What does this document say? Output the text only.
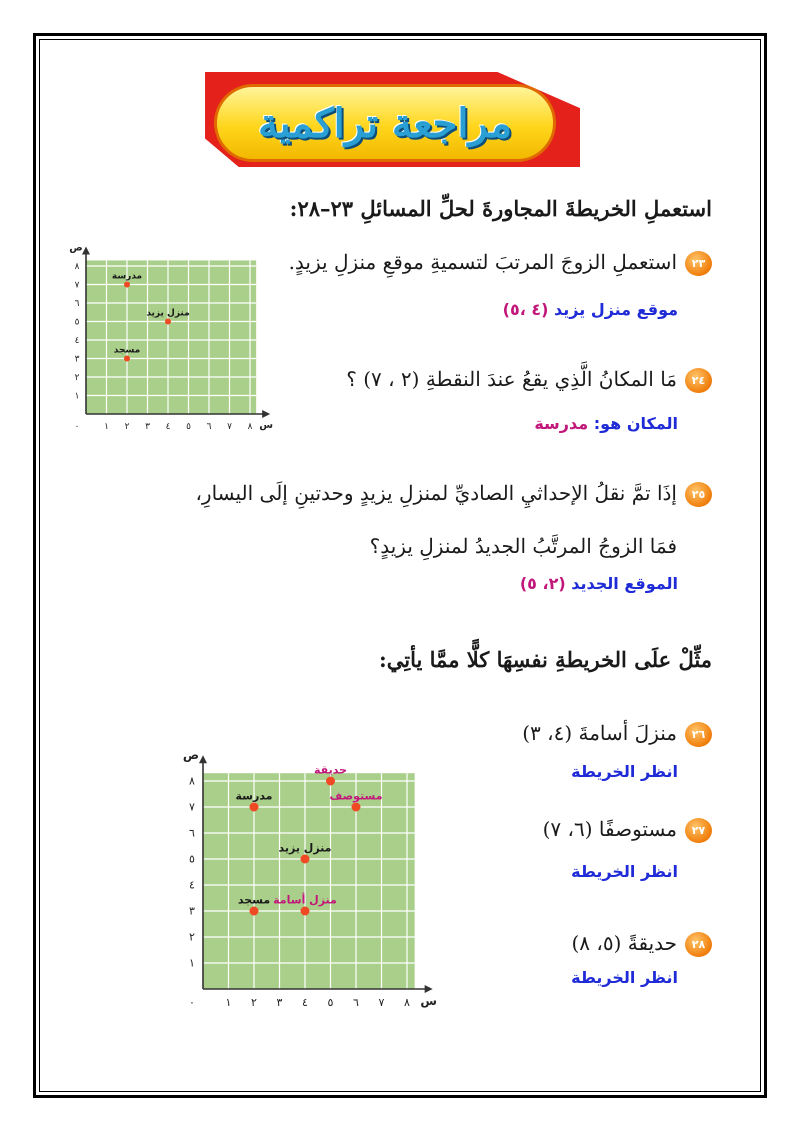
مراجعة تراكمية
استعملِ الخريطةَ المجاورةَ لحلِّ المسائلِ ٢٣–٢٨:
٢٣استعملِ الزوجَ المرتبَ لتسميةِ موقعِ منزلِ يزيدٍ.
موقع منزل يزيد (٤ ،٥)
٢٤مَا المكانُ الَّذِي يقعُ عندَ النقطةِ (٢ ، ٧) ؟
المكان هو: مدرسة
٢٥إذَا تمَّ نقلُ الإحداثيِ الصاديِّ لمنزلِ يزيدٍ وحدتينِ إلَى اليسارِ،
فمَا الزوجُ المرتَّبُ الجديدُ لمنزلِ يزيدٍ؟
الموقع الجديد (٢، ٥)
مثِّلْ علَى الخريطةِ نفسِهَا كلًّا ممَّا يأتِي:
٢٦منزلَ أسامةَ (٤، ٣)
انظر الخريطة
٢٧مستوصفًا (٦، ٧)
انظر الخريطة
٢٨حديقةً (٥، ٨)
انظر الخريطة
س
ص
١ ٢ ٣ ٤ ٥ ٦ ٧ ٨
١
٢
٣
٤
٥
٦
٧
٨
٠
مدرسة
منزل يزيد
مسجد
س
ص
١ ٢ ٣ ٤ ٥ ٦ ٧ ٨
١
٢
٣
٤
٥
٦
٧
٨
٠
حديقة
مدرسة	مستوصف
منزل يزيد
منزل أسامة
مسجد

_What needs to be done_
Restate the listing above word for word, and skip the pictures.

_Reply to the exercise_
What does this document say? Output the text only.
مراجعة تراكمية
استعملِ الخريطةَ المجاورةَ لحلِّ المسائلِ ٢٣–٢٨:
٢٣استعملِ الزوجَ المرتبَ لتسميةِ موقعِ منزلِ يزيدٍ.
موقع منزل يزيد (٤ ،٥)
٢٤مَا المكانُ الَّذِي يقعُ عندَ النقطةِ (٢ ، ٧) ؟
المكان هو: مدرسة
٢٥إذَا تمَّ نقلُ الإحداثيِ الصاديِّ لمنزلِ يزيدٍ وحدتينِ إلَى اليسارِ،
فمَا الزوجُ المرتَّبُ الجديدُ لمنزلِ يزيدٍ؟
الموقع الجديد (٢، ٥)
مثِّلْ علَى الخريطةِ نفسِهَا كلًّا ممَّا يأتِي:
٢٦منزلَ أسامةَ (٤، ٣)
انظر الخريطة
٢٧مستوصفًا (٦، ٧)
انظر الخريطة
٢٨حديقةً (٥، ٨)
انظر الخريطة
س
ص
١ ٢ ٣ ٤ ٥ ٦ ٧ ٨
١
٢
٣
٤
٥
٦
٧
٨
٠
مدرسة
منزل يزيد
مسجد
س
ص
١ ٢ ٣ ٤ ٥ ٦ ٧ ٨
١
٢
٣
٤
٥
٦
٧
٨
٠
حديقة
مدرسة	مستوصف
منزل يزيد
منزل أسامة
مسجد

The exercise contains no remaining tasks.